## Data for the task

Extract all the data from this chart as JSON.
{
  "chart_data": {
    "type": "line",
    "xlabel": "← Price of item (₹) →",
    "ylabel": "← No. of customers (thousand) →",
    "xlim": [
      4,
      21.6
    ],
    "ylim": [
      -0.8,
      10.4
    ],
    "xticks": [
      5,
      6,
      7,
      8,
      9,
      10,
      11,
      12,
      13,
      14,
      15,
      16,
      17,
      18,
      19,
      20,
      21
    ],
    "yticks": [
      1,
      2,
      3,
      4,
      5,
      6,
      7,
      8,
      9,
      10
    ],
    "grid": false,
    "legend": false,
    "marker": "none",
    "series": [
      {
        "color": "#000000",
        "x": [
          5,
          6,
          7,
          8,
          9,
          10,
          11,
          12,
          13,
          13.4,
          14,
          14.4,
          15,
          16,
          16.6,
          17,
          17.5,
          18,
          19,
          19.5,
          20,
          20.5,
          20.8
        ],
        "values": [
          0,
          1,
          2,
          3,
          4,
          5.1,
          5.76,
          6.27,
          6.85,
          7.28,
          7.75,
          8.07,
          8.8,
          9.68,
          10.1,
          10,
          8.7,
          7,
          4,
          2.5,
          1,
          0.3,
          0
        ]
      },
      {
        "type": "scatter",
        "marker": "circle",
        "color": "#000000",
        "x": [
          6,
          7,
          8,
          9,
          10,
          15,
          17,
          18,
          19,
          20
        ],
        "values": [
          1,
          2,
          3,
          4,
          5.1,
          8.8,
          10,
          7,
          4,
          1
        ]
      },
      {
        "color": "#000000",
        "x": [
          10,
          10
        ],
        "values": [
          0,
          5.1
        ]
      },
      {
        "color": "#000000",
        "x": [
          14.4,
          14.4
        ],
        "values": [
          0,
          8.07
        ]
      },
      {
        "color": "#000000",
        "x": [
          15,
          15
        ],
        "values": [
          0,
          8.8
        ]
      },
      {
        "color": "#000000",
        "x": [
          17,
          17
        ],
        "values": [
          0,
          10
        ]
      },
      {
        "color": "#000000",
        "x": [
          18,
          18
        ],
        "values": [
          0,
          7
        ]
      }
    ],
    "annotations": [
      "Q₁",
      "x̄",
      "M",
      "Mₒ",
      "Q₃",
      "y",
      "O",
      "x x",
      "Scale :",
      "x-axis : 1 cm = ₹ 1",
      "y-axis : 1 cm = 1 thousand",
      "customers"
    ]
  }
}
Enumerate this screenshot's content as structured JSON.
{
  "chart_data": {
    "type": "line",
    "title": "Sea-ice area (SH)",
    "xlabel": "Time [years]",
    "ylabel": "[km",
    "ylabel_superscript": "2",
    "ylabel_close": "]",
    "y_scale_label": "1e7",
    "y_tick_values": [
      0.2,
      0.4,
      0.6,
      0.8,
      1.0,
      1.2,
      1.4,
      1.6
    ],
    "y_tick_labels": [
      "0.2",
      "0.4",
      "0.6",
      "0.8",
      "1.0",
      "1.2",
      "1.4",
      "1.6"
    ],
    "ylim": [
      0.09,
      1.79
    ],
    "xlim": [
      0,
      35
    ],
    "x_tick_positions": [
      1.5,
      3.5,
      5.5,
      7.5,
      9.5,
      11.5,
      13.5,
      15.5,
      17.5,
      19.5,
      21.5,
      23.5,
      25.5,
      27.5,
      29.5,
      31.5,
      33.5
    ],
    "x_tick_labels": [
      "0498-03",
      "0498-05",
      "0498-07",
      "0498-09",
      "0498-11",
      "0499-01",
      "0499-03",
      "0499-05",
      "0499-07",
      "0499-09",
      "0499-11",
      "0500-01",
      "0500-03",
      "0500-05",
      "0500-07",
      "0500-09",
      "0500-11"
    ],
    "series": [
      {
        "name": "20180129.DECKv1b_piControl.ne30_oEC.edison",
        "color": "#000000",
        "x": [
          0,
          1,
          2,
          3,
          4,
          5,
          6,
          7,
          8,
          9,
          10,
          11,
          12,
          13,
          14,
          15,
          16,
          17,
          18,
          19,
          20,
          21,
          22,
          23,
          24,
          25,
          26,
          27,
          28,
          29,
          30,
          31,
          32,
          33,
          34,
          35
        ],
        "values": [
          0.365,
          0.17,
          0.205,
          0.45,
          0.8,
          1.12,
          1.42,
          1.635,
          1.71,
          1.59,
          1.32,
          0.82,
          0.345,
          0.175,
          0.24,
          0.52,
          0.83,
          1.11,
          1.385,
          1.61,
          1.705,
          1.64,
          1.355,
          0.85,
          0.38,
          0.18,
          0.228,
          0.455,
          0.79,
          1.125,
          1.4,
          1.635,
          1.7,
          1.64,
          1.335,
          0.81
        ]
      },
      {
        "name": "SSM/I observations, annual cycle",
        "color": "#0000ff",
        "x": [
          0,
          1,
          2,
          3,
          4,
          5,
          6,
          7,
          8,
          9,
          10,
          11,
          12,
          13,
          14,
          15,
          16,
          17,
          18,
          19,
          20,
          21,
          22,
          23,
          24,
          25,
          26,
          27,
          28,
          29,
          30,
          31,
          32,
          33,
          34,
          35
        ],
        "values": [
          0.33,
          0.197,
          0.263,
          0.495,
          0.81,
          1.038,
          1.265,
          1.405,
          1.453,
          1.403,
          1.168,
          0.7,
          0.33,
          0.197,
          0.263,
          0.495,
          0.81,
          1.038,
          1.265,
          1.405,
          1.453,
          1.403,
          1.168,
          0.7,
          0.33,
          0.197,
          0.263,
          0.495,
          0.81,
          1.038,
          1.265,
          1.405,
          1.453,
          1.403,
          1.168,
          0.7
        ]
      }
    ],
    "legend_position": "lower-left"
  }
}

## The task
Write out all records exactly, keeping every detail.

## Answer for the task
Extract all the data from this chart as JSON.
{
  "chart_data": {
    "type": "line",
    "xlabel": "← Price of item (₹) →",
    "ylabel": "← No. of customers (thousand) →",
    "xlim": [
      4,
      21.6
    ],
    "ylim": [
      -0.8,
      10.4
    ],
    "xticks": [
      5,
      6,
      7,
      8,
      9,
      10,
      11,
      12,
      13,
      14,
      15,
      16,
      17,
      18,
      19,
      20,
      21
    ],
    "yticks": [
      1,
      2,
      3,
      4,
      5,
      6,
      7,
      8,
      9,
      10
    ],
    "grid": false,
    "legend": false,
    "marker": "none",
    "series": [
      {
        "color": "#000000",
        "x": [
          5,
          6,
          7,
          8,
          9,
          10,
          11,
          12,
          13,
          13.4,
          14,
          14.4,
          15,
          16,
          16.6,
          17,
          17.5,
          18,
          19,
          19.5,
          20,
          20.5,
          20.8
        ],
        "values": [
          0,
          1,
          2,
          3,
          4,
          5.1,
          5.76,
          6.27,
          6.85,
          7.28,
          7.75,
          8.07,
          8.8,
          9.68,
          10.1,
          10,
          8.7,
          7,
          4,
          2.5,
          1,
          0.3,
          0
        ]
      },
      {
        "type": "scatter",
        "marker": "circle",
        "color": "#000000",
        "x": [
          6,
          7,
          8,
          9,
          10,
          15,
          17,
          18,
          19,
          20
        ],
        "values": [
          1,
          2,
          3,
          4,
          5.1,
          8.8,
          10,
          7,
          4,
          1
        ]
      },
      {
        "color": "#000000",
        "x": [
          10,
          10
        ],
        "values": [
          0,
          5.1
        ]
      },
      {
        "color": "#000000",
        "x": [
          14.4,
          14.4
        ],
        "values": [
          0,
          8.07
        ]
      },
      {
        "color": "#000000",
        "x": [
          15,
          15
        ],
        "values": [
          0,
          8.8
        ]
      },
      {
        "color": "#000000",
        "x": [
          17,
          17
        ],
        "values": [
          0,
          10
        ]
      },
      {
        "color": "#000000",
        "x": [
          18,
          18
        ],
        "values": [
          0,
          7
        ]
      }
    ],
    "annotations": [
      "Q₁",
      "x̄",
      "M",
      "Mₒ",
      "Q₃",
      "y",
      "O",
      "x x",
      "Scale :",
      "x-axis : 1 cm = ₹ 1",
      "y-axis : 1 cm = 1 thousand",
      "customers"
    ]
  }
}
Enumerate this screenshot's content as structured JSON.
{
  "chart_data": {
    "type": "line",
    "title": "Sea-ice area (SH)",
    "xlabel": "Time [years]",
    "ylabel": "[km",
    "ylabel_superscript": "2",
    "ylabel_close": "]",
    "y_scale_label": "1e7",
    "y_tick_values": [
      0.2,
      0.4,
      0.6,
      0.8,
      1.0,
      1.2,
      1.4,
      1.6
    ],
    "y_tick_labels": [
      "0.2",
      "0.4",
      "0.6",
      "0.8",
      "1.0",
      "1.2",
      "1.4",
      "1.6"
    ],
    "ylim": [
      0.09,
      1.79
    ],
    "xlim": [
      0,
      35
    ],
    "x_tick_positions": [
      1.5,
      3.5,
      5.5,
      7.5,
      9.5,
      11.5,
      13.5,
      15.5,
      17.5,
      19.5,
      21.5,
      23.5,
      25.5,
      27.5,
      29.5,
      31.5,
      33.5
    ],
    "x_tick_labels": [
      "0498-03",
      "0498-05",
      "0498-07",
      "0498-09",
      "0498-11",
      "0499-01",
      "0499-03",
      "0499-05",
      "0499-07",
      "0499-09",
      "0499-11",
      "0500-01",
      "0500-03",
      "0500-05",
      "0500-07",
      "0500-09",
      "0500-11"
    ],
    "series": [
      {
        "name": "20180129.DECKv1b_piControl.ne30_oEC.edison",
        "color": "#000000",
        "x": [
          0,
          1,
          2,
          3,
          4,
          5,
          6,
          7,
          8,
          9,
          10,
          11,
          12,
          13,
          14,
          15,
          16,
          17,
          18,
          19,
          20,
          21,
          22,
          23,
          24,
          25,
          26,
          27,
          28,
          29,
          30,
          31,
          32,
          33,
          34,
          35
        ],
        "values": [
          0.365,
          0.17,
          0.205,
          0.45,
          0.8,
          1.12,
          1.42,
          1.635,
          1.71,
          1.59,
          1.32,
          0.82,
          0.345,
          0.175,
          0.24,
          0.52,
          0.83,
          1.11,
          1.385,
          1.61,
          1.705,
          1.64,
          1.355,
          0.85,
          0.38,
          0.18,
          0.228,
          0.455,
          0.79,
          1.125,
          1.4,
          1.635,
          1.7,
          1.64,
          1.335,
          0.81
        ]
      },
      {
        "name": "SSM/I observations, annual cycle",
        "color": "#0000ff",
        "x": [
          0,
          1,
          2,
          3,
          4,
          5,
          6,
          7,
          8,
          9,
          10,
          11,
          12,
          13,
          14,
          15,
          16,
          17,
          18,
          19,
          20,
          21,
          22,
          23,
          24,
          25,
          26,
          27,
          28,
          29,
          30,
          31,
          32,
          33,
          34,
          35
        ],
        "values": [
          0.33,
          0.197,
          0.263,
          0.495,
          0.81,
          1.038,
          1.265,
          1.405,
          1.453,
          1.403,
          1.168,
          0.7,
          0.33,
          0.197,
          0.263,
          0.495,
          0.81,
          1.038,
          1.265,
          1.405,
          1.453,
          1.403,
          1.168,
          0.7,
          0.33,
          0.197,
          0.263,
          0.495,
          0.81,
          1.038,
          1.265,
          1.405,
          1.453,
          1.403,
          1.168,
          0.7
        ]
      }
    ],
    "legend_position": "lower-left"
  }
}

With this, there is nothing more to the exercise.